--- Begin ---

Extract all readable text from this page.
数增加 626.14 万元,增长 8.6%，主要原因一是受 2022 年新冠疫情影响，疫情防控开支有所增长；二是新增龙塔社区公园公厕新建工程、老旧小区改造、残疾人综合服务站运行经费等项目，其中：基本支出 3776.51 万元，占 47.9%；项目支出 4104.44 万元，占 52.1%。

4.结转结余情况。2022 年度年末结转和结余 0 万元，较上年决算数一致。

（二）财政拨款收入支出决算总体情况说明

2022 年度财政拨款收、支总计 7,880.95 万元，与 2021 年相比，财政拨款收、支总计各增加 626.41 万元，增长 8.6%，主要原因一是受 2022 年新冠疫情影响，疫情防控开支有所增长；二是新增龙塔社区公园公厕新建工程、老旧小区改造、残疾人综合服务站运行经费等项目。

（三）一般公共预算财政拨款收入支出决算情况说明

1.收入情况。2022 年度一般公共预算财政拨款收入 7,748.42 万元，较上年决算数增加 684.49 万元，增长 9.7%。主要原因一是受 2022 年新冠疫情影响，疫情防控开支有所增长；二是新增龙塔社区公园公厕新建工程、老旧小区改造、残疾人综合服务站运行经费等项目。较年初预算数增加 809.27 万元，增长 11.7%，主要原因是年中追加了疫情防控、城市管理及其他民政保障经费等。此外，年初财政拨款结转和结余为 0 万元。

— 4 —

--- End ---

→ Exercise goal: Without omitting anything, output the entries exactly.

→ Exercise response:
Extract all readable text from this page.
数增加 626.14 万元,增长 8.6%，主要原因一是受 2022 年新冠疫情影响，疫情防控开支有所增长；二是新增龙塔社区公园公厕新建工程、老旧小区改造、残疾人综合服务站运行经费等项目，其中：基本支出 3776.51 万元，占 47.9%；项目支出 4104.44 万元，占 52.1%。

4.结转结余情况。2022 年度年末结转和结余 0 万元，较上年决算数一致。

（二）财政拨款收入支出决算总体情况说明

2022 年度财政拨款收、支总计 7,880.95 万元，与 2021 年相比，财政拨款收、支总计各增加 626.41 万元，增长 8.6%，主要原因一是受 2022 年新冠疫情影响，疫情防控开支有所增长；二是新增龙塔社区公园公厕新建工程、老旧小区改造、残疾人综合服务站运行经费等项目。

（三）一般公共预算财政拨款收入支出决算情况说明

1.收入情况。2022 年度一般公共预算财政拨款收入 7,748.42 万元，较上年决算数增加 684.49 万元，增长 9.7%。主要原因一是受 2022 年新冠疫情影响，疫情防控开支有所增长；二是新增龙塔社区公园公厕新建工程、老旧小区改造、残疾人综合服务站运行经费等项目。较年初预算数增加 809.27 万元，增长 11.7%，主要原因是年中追加了疫情防控、城市管理及其他民政保障经费等。此外，年初财政拨款结转和结余为 0 万元。

— 4 —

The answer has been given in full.